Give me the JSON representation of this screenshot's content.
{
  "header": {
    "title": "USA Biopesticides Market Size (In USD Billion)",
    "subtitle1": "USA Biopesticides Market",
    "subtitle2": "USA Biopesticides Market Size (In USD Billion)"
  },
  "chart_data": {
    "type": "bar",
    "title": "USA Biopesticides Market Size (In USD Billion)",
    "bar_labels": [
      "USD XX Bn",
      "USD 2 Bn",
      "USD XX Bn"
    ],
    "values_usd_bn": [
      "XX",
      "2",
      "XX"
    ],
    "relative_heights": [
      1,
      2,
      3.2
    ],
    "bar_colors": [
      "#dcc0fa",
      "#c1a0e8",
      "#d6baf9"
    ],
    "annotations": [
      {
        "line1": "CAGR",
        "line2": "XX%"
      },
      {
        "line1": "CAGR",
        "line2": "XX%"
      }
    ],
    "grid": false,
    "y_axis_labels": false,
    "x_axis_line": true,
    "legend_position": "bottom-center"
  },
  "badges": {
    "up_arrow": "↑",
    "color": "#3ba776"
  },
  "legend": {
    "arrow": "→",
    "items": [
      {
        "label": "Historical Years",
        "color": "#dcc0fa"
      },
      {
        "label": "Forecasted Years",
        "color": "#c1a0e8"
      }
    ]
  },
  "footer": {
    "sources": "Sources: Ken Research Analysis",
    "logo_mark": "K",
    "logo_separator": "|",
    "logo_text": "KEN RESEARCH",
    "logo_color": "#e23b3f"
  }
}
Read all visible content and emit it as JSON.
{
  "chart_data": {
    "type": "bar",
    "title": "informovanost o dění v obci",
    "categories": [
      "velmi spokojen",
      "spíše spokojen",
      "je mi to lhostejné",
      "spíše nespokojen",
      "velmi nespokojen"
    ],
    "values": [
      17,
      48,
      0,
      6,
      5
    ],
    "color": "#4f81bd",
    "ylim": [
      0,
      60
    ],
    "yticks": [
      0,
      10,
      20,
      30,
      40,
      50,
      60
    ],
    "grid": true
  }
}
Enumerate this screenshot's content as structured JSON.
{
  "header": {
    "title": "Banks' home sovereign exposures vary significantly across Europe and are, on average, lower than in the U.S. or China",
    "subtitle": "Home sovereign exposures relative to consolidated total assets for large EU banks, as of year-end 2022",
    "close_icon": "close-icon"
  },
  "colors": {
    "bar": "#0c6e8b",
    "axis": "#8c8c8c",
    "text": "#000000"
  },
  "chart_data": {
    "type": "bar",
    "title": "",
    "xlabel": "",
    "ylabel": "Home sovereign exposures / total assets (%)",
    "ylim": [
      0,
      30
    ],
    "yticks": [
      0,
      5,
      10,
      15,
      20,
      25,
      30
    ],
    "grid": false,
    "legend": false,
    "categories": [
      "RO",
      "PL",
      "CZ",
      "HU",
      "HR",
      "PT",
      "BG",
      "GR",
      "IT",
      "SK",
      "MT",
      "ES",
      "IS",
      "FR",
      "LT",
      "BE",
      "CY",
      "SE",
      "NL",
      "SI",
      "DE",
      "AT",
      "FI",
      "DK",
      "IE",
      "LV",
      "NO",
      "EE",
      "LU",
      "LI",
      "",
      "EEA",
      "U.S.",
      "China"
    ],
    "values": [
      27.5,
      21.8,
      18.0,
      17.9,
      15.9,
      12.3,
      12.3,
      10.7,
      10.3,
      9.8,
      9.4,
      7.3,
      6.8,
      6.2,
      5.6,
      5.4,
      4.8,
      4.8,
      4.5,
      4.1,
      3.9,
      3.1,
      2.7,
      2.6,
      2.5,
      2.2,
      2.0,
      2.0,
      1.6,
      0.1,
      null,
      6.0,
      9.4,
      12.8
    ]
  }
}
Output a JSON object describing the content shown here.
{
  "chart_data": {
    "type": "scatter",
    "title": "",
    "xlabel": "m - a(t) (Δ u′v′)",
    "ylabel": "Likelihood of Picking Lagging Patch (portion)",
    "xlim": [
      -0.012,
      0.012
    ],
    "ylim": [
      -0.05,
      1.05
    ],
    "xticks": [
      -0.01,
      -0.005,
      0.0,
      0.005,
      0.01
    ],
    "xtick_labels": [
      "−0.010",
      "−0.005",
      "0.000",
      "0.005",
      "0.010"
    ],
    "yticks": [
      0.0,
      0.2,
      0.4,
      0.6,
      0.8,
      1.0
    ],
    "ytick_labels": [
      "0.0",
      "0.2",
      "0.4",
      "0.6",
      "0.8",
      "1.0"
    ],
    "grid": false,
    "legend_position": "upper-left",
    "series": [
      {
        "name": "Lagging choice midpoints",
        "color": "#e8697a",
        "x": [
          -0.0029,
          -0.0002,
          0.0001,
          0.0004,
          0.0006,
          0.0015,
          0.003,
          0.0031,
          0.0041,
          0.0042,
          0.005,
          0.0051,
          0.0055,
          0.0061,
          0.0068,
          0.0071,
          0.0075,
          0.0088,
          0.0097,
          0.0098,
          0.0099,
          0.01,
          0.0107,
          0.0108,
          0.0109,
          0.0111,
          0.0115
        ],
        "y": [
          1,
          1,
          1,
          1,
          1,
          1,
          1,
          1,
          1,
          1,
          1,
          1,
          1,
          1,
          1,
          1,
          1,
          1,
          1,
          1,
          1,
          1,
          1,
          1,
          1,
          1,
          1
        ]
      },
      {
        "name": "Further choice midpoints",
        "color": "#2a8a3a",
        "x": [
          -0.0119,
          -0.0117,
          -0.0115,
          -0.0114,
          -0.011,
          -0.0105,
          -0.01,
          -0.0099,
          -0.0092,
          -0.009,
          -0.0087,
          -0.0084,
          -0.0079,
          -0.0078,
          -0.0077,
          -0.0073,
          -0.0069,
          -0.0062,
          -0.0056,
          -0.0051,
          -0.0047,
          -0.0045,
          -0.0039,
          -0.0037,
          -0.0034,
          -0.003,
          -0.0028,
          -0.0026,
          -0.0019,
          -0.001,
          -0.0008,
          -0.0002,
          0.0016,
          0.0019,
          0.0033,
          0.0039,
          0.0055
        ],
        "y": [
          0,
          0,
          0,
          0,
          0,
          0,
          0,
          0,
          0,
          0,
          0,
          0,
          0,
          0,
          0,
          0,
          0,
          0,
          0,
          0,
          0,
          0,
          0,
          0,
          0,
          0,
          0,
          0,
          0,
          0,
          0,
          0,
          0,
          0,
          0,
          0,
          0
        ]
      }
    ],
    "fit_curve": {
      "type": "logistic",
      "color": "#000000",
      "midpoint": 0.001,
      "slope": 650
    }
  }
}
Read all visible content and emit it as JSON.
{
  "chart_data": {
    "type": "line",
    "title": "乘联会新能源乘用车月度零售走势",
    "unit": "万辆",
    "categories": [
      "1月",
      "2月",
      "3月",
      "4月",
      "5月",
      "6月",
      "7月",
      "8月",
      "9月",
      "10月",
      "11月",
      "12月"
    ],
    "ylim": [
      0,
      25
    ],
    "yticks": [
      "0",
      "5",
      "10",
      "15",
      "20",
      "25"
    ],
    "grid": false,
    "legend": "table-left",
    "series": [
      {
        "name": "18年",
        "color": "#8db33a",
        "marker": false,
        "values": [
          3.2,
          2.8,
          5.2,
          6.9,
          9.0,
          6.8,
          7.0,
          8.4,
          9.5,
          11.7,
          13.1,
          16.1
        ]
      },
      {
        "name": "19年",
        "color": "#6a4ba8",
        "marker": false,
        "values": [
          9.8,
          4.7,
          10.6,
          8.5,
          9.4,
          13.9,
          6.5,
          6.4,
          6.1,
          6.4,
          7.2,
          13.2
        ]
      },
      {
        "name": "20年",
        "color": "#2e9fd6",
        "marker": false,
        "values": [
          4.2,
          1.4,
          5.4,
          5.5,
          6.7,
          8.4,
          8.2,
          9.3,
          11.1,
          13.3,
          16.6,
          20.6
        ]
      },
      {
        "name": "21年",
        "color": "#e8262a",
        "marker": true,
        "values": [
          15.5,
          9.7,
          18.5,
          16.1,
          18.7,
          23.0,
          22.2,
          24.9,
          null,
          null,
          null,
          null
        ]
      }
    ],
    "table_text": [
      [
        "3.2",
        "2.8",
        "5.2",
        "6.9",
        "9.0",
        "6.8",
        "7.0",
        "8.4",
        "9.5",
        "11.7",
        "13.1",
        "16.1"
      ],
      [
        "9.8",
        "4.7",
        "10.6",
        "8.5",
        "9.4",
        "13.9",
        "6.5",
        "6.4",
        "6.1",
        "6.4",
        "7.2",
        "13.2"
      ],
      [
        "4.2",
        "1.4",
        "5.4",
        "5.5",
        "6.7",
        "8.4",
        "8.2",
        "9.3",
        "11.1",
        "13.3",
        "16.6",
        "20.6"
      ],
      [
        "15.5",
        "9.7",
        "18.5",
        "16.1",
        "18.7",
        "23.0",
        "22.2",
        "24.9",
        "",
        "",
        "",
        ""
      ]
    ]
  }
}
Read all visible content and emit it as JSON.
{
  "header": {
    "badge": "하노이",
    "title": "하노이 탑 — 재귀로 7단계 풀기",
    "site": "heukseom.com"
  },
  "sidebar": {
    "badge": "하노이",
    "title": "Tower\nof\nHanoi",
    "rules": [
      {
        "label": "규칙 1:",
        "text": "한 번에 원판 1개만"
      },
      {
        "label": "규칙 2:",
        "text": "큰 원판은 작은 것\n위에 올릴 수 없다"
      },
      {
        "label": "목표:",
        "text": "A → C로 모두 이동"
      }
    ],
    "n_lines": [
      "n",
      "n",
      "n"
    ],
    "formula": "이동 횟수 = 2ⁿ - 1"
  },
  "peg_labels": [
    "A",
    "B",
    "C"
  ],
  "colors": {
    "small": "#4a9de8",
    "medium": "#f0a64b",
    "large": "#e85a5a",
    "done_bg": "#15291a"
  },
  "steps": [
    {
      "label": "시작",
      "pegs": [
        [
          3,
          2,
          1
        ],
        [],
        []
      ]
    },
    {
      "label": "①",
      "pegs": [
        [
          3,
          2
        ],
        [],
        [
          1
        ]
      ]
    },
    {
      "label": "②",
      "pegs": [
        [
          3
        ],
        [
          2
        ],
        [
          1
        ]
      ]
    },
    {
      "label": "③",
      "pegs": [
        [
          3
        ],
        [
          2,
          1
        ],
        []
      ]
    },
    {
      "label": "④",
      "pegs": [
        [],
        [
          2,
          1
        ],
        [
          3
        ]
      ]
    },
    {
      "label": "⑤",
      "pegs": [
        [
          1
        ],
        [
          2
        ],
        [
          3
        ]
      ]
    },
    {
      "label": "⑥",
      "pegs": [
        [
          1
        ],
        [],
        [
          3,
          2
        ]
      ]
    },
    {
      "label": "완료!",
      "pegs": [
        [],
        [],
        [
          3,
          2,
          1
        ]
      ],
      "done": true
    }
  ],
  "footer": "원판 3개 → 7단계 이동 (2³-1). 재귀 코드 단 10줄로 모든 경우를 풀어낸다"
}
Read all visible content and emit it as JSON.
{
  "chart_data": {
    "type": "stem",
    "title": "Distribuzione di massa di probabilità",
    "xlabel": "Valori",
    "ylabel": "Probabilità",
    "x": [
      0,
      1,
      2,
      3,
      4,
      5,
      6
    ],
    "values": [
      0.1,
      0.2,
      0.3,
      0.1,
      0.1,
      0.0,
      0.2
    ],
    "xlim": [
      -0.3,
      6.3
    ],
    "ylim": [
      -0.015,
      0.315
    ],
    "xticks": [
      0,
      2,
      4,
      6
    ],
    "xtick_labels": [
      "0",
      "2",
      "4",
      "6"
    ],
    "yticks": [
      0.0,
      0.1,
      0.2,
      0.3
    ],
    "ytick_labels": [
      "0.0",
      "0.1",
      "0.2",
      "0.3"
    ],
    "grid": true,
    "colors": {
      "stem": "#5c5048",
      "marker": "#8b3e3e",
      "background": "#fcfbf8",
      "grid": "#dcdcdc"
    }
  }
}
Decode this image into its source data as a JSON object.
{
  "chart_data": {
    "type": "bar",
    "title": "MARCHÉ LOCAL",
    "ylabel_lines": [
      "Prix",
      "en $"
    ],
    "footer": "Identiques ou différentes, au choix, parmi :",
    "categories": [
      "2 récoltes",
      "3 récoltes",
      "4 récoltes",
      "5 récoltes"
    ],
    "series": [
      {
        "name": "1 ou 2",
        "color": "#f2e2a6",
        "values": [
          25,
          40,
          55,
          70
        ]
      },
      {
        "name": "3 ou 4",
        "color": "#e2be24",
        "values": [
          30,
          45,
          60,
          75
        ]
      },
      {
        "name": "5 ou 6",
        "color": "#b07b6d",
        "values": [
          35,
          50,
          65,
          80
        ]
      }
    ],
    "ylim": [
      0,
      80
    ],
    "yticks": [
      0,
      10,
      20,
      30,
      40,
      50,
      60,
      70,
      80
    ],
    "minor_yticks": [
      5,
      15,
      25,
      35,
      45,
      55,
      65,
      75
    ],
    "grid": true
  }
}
•••••
**To do:**
Show each line in the entries that holds the string "xlabel".

**Correct result:**
    "xlabel": "",
    "xlabel": "m - a(t) (Δ u′v′)",
    "xlabel": "Valori",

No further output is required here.